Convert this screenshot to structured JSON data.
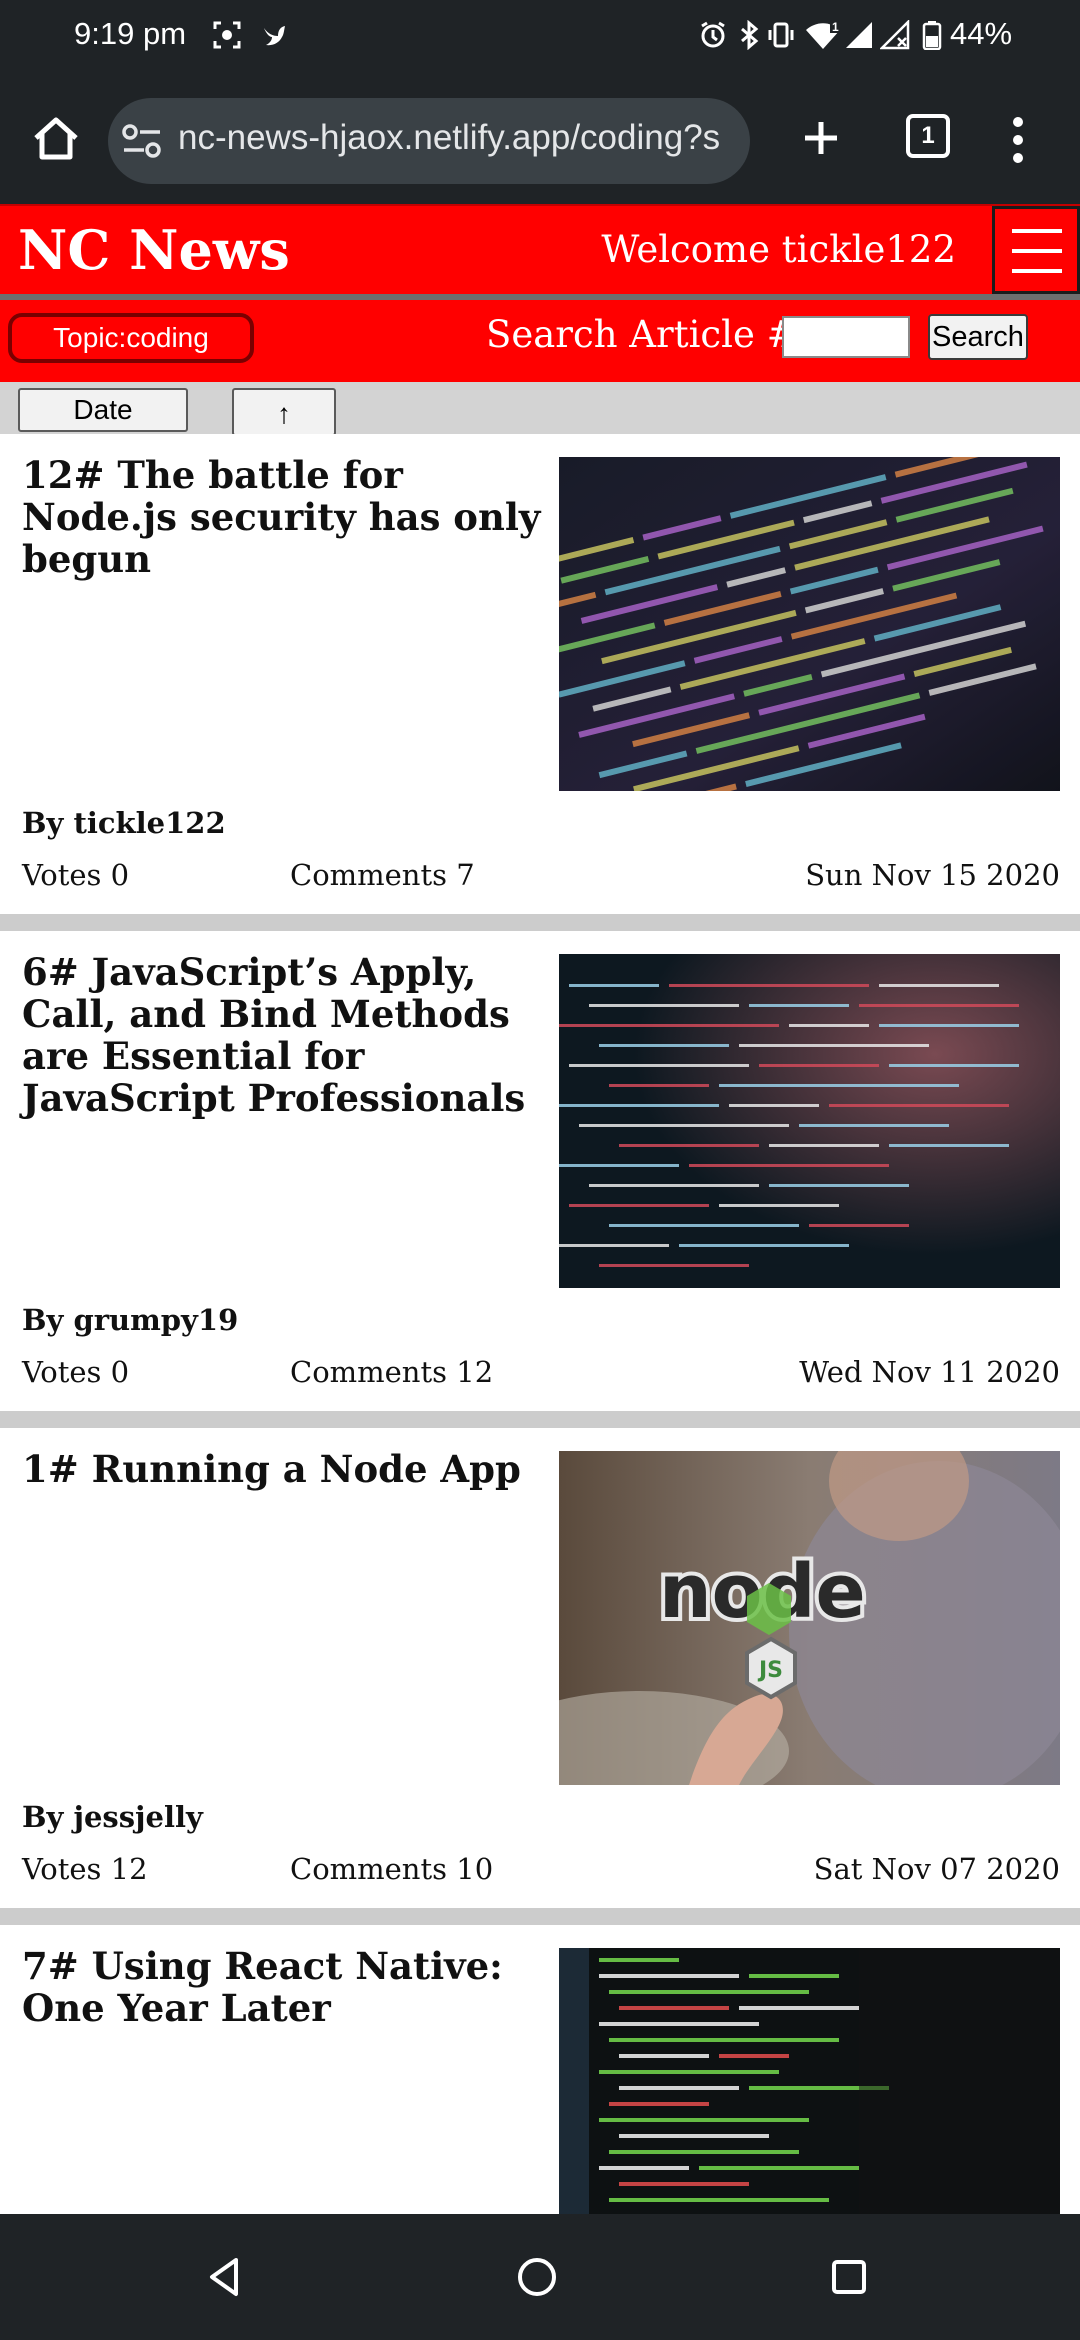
{
  "status_bar": {
    "time": "9:19 pm",
    "battery_percent": "44%",
    "icons": [
      "screenshot-icon",
      "bird-icon",
      "alarm-icon",
      "bluetooth-icon",
      "vibrate-icon",
      "wifi-icon",
      "signal-icon",
      "signal-x-icon",
      "battery-icon"
    ]
  },
  "browser": {
    "url": "nc-news-hjaox.netlify.app/coding?s",
    "tab_count": "1"
  },
  "header": {
    "title": "NC News",
    "welcome": "Welcome tickle122"
  },
  "toolbar": {
    "topic_label": "Topic:coding",
    "search_label": "Search Article #:",
    "search_value": "",
    "search_button": "Search"
  },
  "sort": {
    "field_label": "Date",
    "order_label": "↑"
  },
  "articles": [
    {
      "title": "12# The battle for Node.js security has only begun",
      "author": "By tickle122",
      "votes": "Votes 0",
      "comments": "Comments 7",
      "date": "Sun Nov 15 2020"
    },
    {
      "title": "6# JavaScript’s Apply, Call, and Bind Methods are Essential for JavaScript Professionals",
      "author": "By grumpy19",
      "votes": "Votes 0",
      "comments": "Comments 12",
      "date": "Wed Nov 11 2020"
    },
    {
      "title": "1# Running a Node App",
      "author": "By jessjelly",
      "votes": "Votes 12",
      "comments": "Comments 10",
      "date": "Sat Nov 07 2020"
    },
    {
      "title": "7# Using React Native: One Year Later",
      "author": "",
      "votes": "",
      "comments": "",
      "date": ""
    }
  ],
  "thumb_image": {
    "logo_text": "node",
    "logo_sub": "JS"
  },
  "colors": {
    "brand_red": "#ff0000",
    "system_bar": "#1f2326",
    "sort_bar": "#d3d3d3",
    "separator": "#cccccc"
  }
}
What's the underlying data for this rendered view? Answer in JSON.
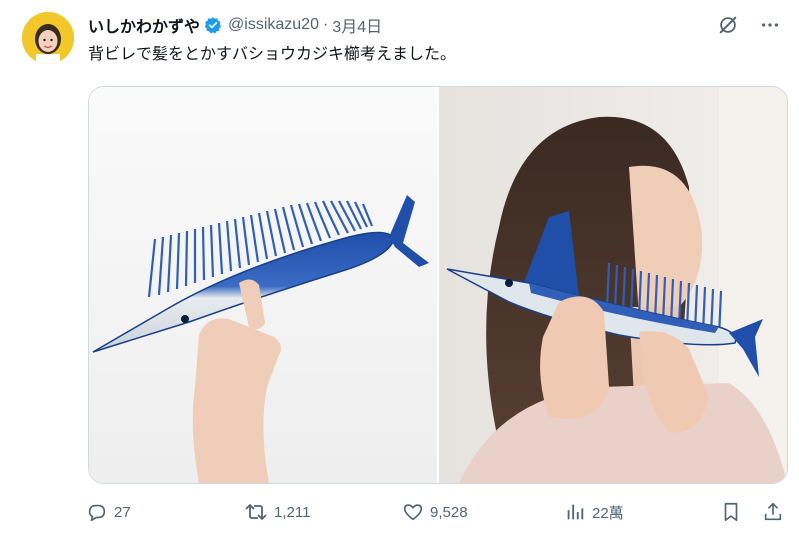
{
  "tweet": {
    "author_name": "いしかわかずや",
    "handle": "@issikazu20",
    "separator": "·",
    "date": "3月4日",
    "text": "背ビレで髪をとかすバショウカジキ櫛考えました。"
  },
  "icons": {
    "verified": "verified-badge-icon",
    "grok": "grok-icon",
    "more": "more-icon",
    "reply": "reply-icon",
    "retweet": "retweet-icon",
    "like": "heart-icon",
    "views": "views-chart-icon",
    "bookmark": "bookmark-icon",
    "share": "share-icon"
  },
  "stats": {
    "replies": "27",
    "retweets": "1,211",
    "likes": "9,528",
    "views": "22萬"
  },
  "colors": {
    "verified": "#1d9bf0",
    "avatar_bg": "#f3c72a",
    "secondary_text": "#536471",
    "fish_blue": "#1f4fa8"
  }
}
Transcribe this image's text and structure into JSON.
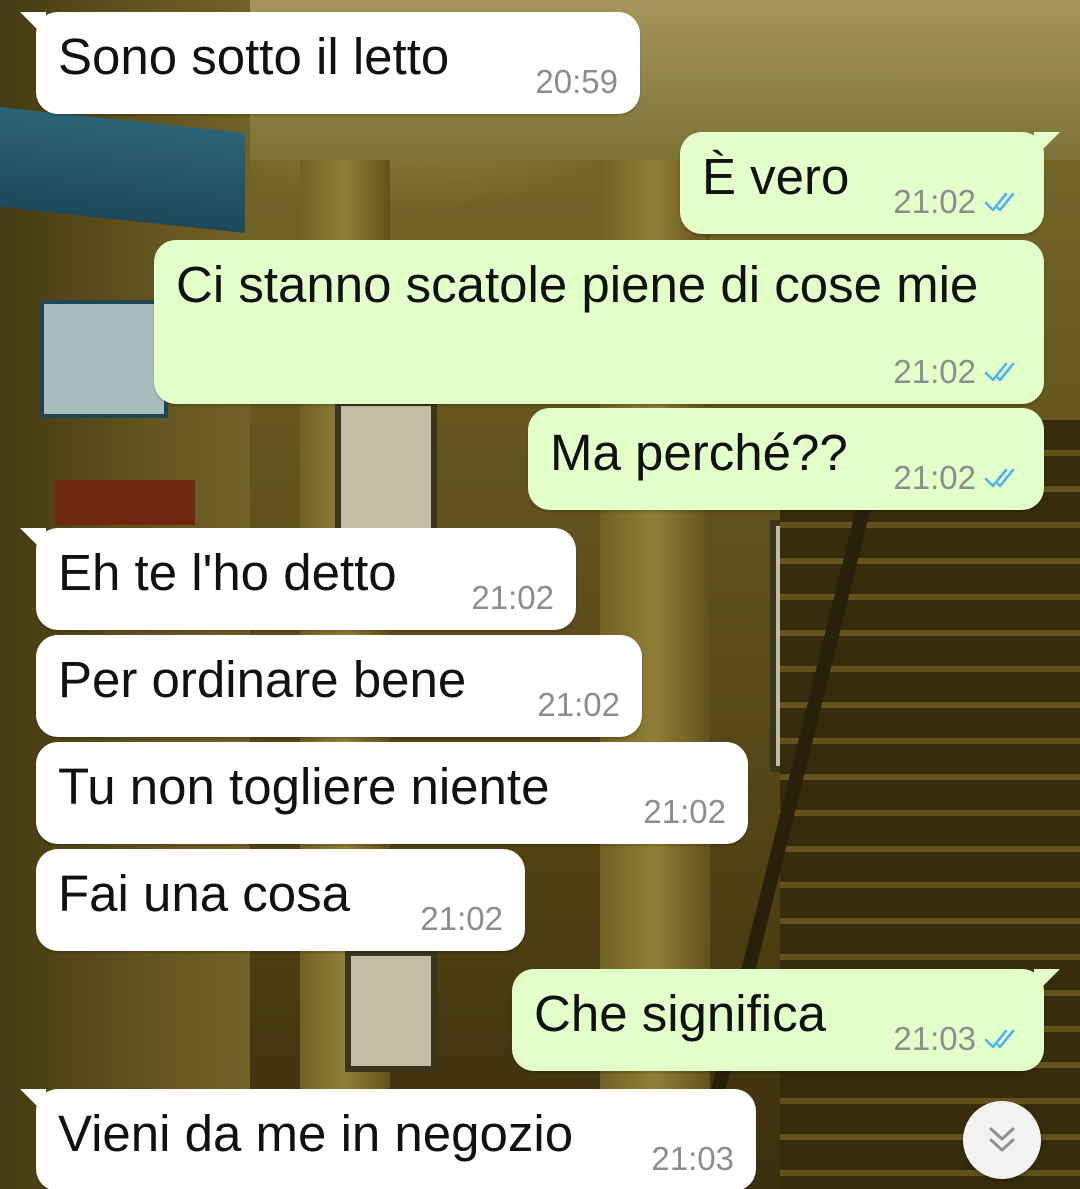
{
  "colors": {
    "incoming_bubble": "#ffffff",
    "outgoing_bubble": "#e3ffca",
    "timestamp": "#8a8f8e",
    "read_ticks": "#4fb6ec"
  },
  "messages": [
    {
      "direction": "in",
      "text": "Sono sotto il letto",
      "time": "20:59"
    },
    {
      "direction": "out",
      "text": "È vero",
      "time": "21:02",
      "status": "read"
    },
    {
      "direction": "out",
      "text": "Ci stanno scatole piene di cose mie",
      "time": "21:02",
      "status": "read"
    },
    {
      "direction": "out",
      "text": "Ma perché??",
      "time": "21:02",
      "status": "read"
    },
    {
      "direction": "in",
      "text": "Eh te l'ho detto",
      "time": "21:02"
    },
    {
      "direction": "in",
      "text": "Per ordinare bene",
      "time": "21:02"
    },
    {
      "direction": "in",
      "text": "Tu non togliere niente",
      "time": "21:02"
    },
    {
      "direction": "in",
      "text": "Fai una cosa",
      "time": "21:02"
    },
    {
      "direction": "out",
      "text": "Che significa",
      "time": "21:03",
      "status": "read"
    },
    {
      "direction": "in",
      "text": "Vieni da me in negozio",
      "time": "21:03"
    }
  ],
  "scroll_button": {
    "icon": "double-chevron-down-icon"
  }
}
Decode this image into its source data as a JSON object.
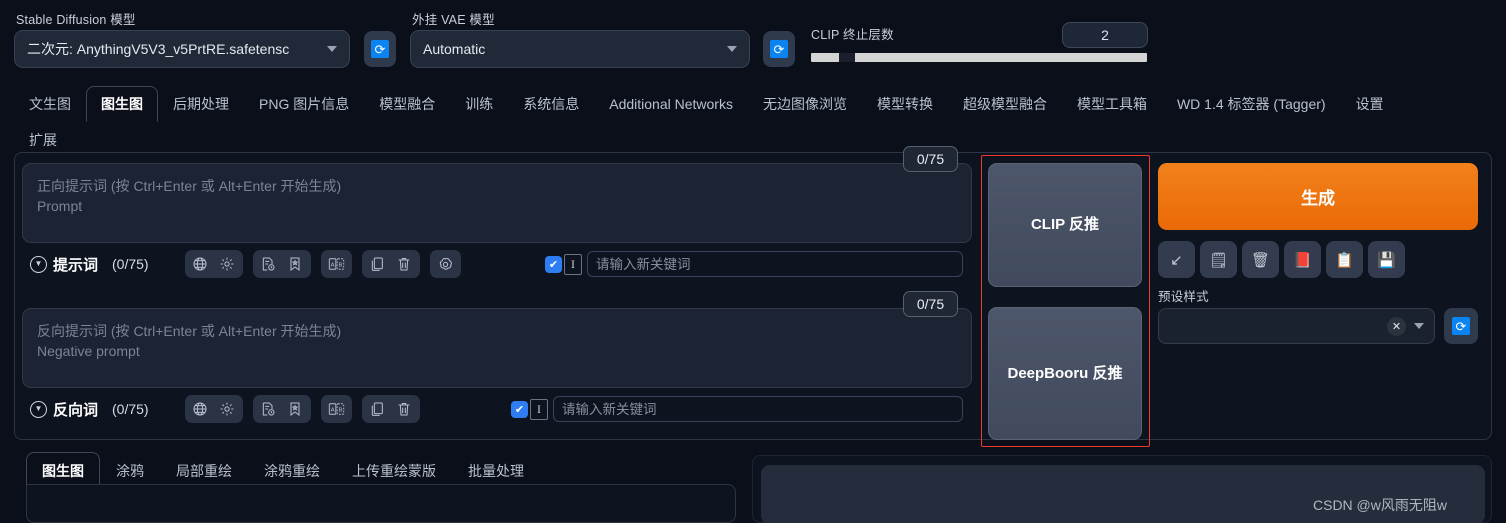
{
  "app": {
    "watermark": "CSDN @w风雨无阻w"
  },
  "topbar": {
    "sd_model_label": "Stable Diffusion 模型",
    "sd_model_value": "二次元: AnythingV5V3_v5PrtRE.safetensc",
    "vae_label": "外挂 VAE 模型",
    "vae_value": "Automatic",
    "clip_label": "CLIP 终止层数",
    "clip_value": "2",
    "refresh_icon": "refresh-icon"
  },
  "main_tabs": [
    {
      "label": "文生图",
      "active": false
    },
    {
      "label": "图生图",
      "active": true
    },
    {
      "label": "后期处理",
      "active": false
    },
    {
      "label": "PNG 图片信息",
      "active": false
    },
    {
      "label": "模型融合",
      "active": false
    },
    {
      "label": "训练",
      "active": false
    },
    {
      "label": "系统信息",
      "active": false
    },
    {
      "label": "Additional Networks",
      "active": false
    },
    {
      "label": "无边图像浏览",
      "active": false
    },
    {
      "label": "模型转换",
      "active": false
    },
    {
      "label": "超级模型融合",
      "active": false
    },
    {
      "label": "模型工具箱",
      "active": false
    },
    {
      "label": "WD 1.4 标签器 (Tagger)",
      "active": false
    },
    {
      "label": "设置",
      "active": false
    },
    {
      "label": "扩展",
      "active": false
    }
  ],
  "positive": {
    "placeholder_line1": "正向提示词 (按 Ctrl+Enter 或 Alt+Enter 开始生成)",
    "placeholder_line2": "Prompt",
    "token_badge": "0/75",
    "section_title": "提示词",
    "section_count": "(0/75)",
    "keyword_placeholder": "请输入新关键词",
    "keyword_value": "",
    "icons": [
      "globe-icon",
      "gear-icon",
      "history-icon",
      "bookmark-star-icon",
      "translate-ab-icon",
      "copy-icon",
      "trash-icon",
      "openai-spiral-icon"
    ]
  },
  "negative": {
    "placeholder_line1": "反向提示词 (按 Ctrl+Enter 或 Alt+Enter 开始生成)",
    "placeholder_line2": "Negative prompt",
    "token_badge": "0/75",
    "section_title": "反向词",
    "section_count": "(0/75)",
    "keyword_placeholder": "请输入新关键词",
    "keyword_value": "",
    "icons": [
      "globe-icon",
      "gear-icon",
      "history-icon",
      "bookmark-star-icon",
      "translate-ab-icon",
      "copy-icon",
      "trash-icon"
    ]
  },
  "interrogate": {
    "clip_label": "CLIP 反推",
    "deepbooru_label": "DeepBooru 反推",
    "highlight_color": "#f0392b"
  },
  "actions": {
    "generate_label": "生成",
    "generate_color": "#ea6a07",
    "tool_icons": [
      {
        "name": "arrow-down-left-icon",
        "glyph": "↙"
      },
      {
        "name": "paste-icon",
        "glyph": "🗒"
      },
      {
        "name": "trash-icon",
        "glyph": "🗑"
      },
      {
        "name": "book-icon",
        "glyph": "📕"
      },
      {
        "name": "clipboard-icon",
        "glyph": "📋"
      },
      {
        "name": "save-icon",
        "glyph": "💾"
      }
    ],
    "styles_label": "预设样式",
    "styles_value": "",
    "styles_clear_icon": "clear-x-icon",
    "styles_refresh_icon": "refresh-icon"
  },
  "sub_tabs": [
    {
      "label": "图生图",
      "active": true
    },
    {
      "label": "涂鸦",
      "active": false
    },
    {
      "label": "局部重绘",
      "active": false
    },
    {
      "label": "涂鸦重绘",
      "active": false
    },
    {
      "label": "上传重绘蒙版",
      "active": false
    },
    {
      "label": "批量处理",
      "active": false
    }
  ]
}
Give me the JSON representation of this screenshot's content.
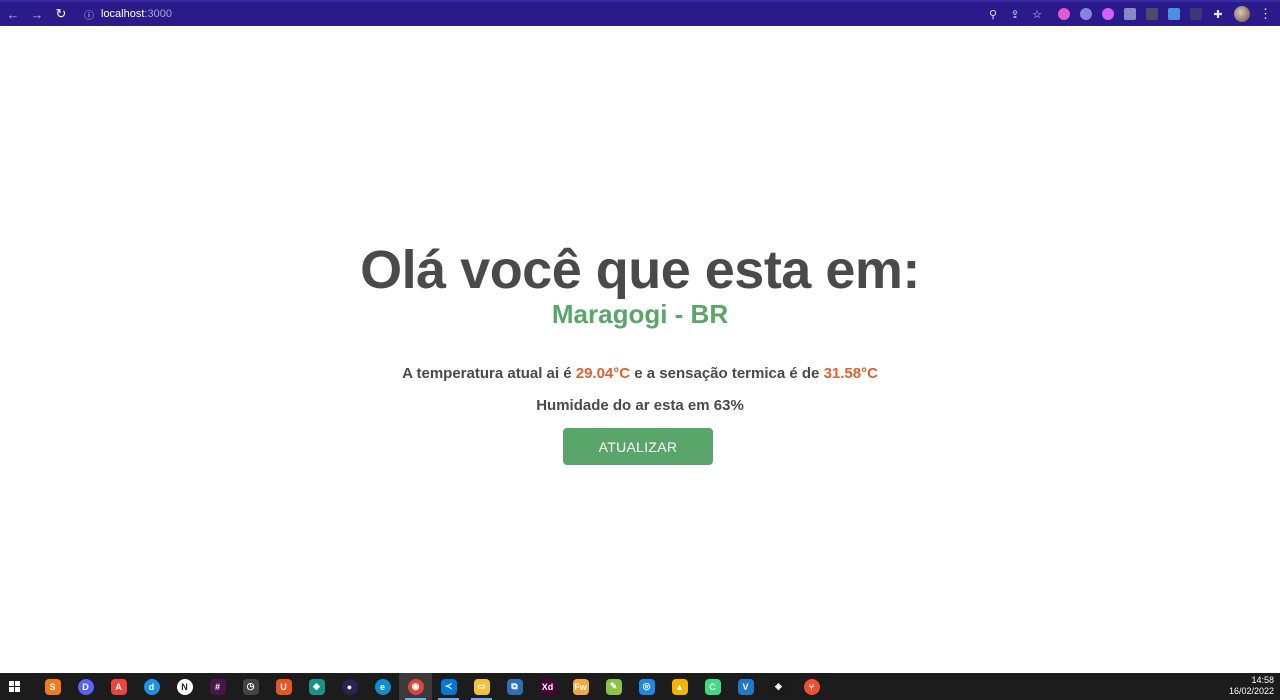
{
  "browser": {
    "url_host": "localhost",
    "url_port": ":3000",
    "nav_back_icon": "arrow-left-icon",
    "nav_forward_icon": "arrow-right-icon",
    "reload_icon": "reload-icon"
  },
  "page": {
    "greeting": "Olá você que esta em:",
    "location": "Maragogi - BR",
    "temp_prefix": "A temperatura atual ai é ",
    "temp_value": "29.04°C",
    "temp_middle": " e a sensação termica é de ",
    "feels_value": "31.58°C",
    "humidity": "Humidade do ar esta em 63%",
    "update_button": "ATUALIZAR"
  },
  "colors": {
    "chrome_bg": "#2a1a8a",
    "heading": "#4a4a4a",
    "accent_green": "#5aa66a",
    "highlight_orange": "#e0612f",
    "taskbar_bg": "#1c1c1c"
  },
  "taskbar": {
    "time": "14:58",
    "date": "16/02/2022",
    "apps": [
      {
        "name": "sublime-icon",
        "color": "#f47a20",
        "label": "S"
      },
      {
        "name": "discord-icon",
        "color": "#5865f2",
        "label": "D"
      },
      {
        "name": "anydesk-icon",
        "color": "#ef443b",
        "label": "A"
      },
      {
        "name": "docker-icon",
        "color": "#1d91e6",
        "label": "d"
      },
      {
        "name": "notion-icon",
        "color": "#ffffff",
        "label": "N"
      },
      {
        "name": "slack-icon",
        "color": "#4a154b",
        "label": "#"
      },
      {
        "name": "clock-app-icon",
        "color": "#444444",
        "label": "◷"
      },
      {
        "name": "ubuntu-icon",
        "color": "#e95420",
        "label": "U"
      },
      {
        "name": "git-kraken-icon",
        "color": "#179287",
        "label": "◆"
      },
      {
        "name": "eclipse-icon",
        "color": "#2c2255",
        "label": "●"
      },
      {
        "name": "edge-icon",
        "color": "#0f8fcf",
        "label": "e"
      },
      {
        "name": "chrome-icon",
        "color": "#db4437",
        "label": "◉"
      },
      {
        "name": "vscode-icon",
        "color": "#0078d4",
        "label": "≺"
      },
      {
        "name": "file-explorer-icon",
        "color": "#f3c13a",
        "label": "▭"
      },
      {
        "name": "cmd-icon",
        "color": "#2f6db5",
        "label": "⧉"
      },
      {
        "name": "adobe-xd-icon",
        "color": "#470137",
        "label": "Xd"
      },
      {
        "name": "fireworks-icon",
        "color": "#f2a93b",
        "label": "Fw"
      },
      {
        "name": "notepad-icon",
        "color": "#8bc34a",
        "label": "✎"
      },
      {
        "name": "browser2-icon",
        "color": "#1e88e5",
        "label": "◎"
      },
      {
        "name": "beekeeper-icon",
        "color": "#f5b400",
        "label": "▲"
      },
      {
        "name": "android-studio-icon",
        "color": "#3ddc84",
        "label": "C"
      },
      {
        "name": "virtualbox-icon",
        "color": "#1f7ac6",
        "label": "V"
      },
      {
        "name": "gitkraken2-icon",
        "color": "#1a1a1a",
        "label": "◈"
      },
      {
        "name": "git-icon",
        "color": "#f05032",
        "label": "⑂"
      }
    ]
  }
}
■ ■ ■ ■ ■
## YOUR GOAL:
In the listing above, locate each line with "开始生成" and copy it.

## RESULT OF THE EXERCISE:
    "placeholder_line1": "正向提示词 (按 Ctrl+Enter 或 Alt+Enter 开始生成)",
    "placeholder_line1": "反向提示词 (按 Ctrl+Enter 或 Alt+Enter 开始生成)",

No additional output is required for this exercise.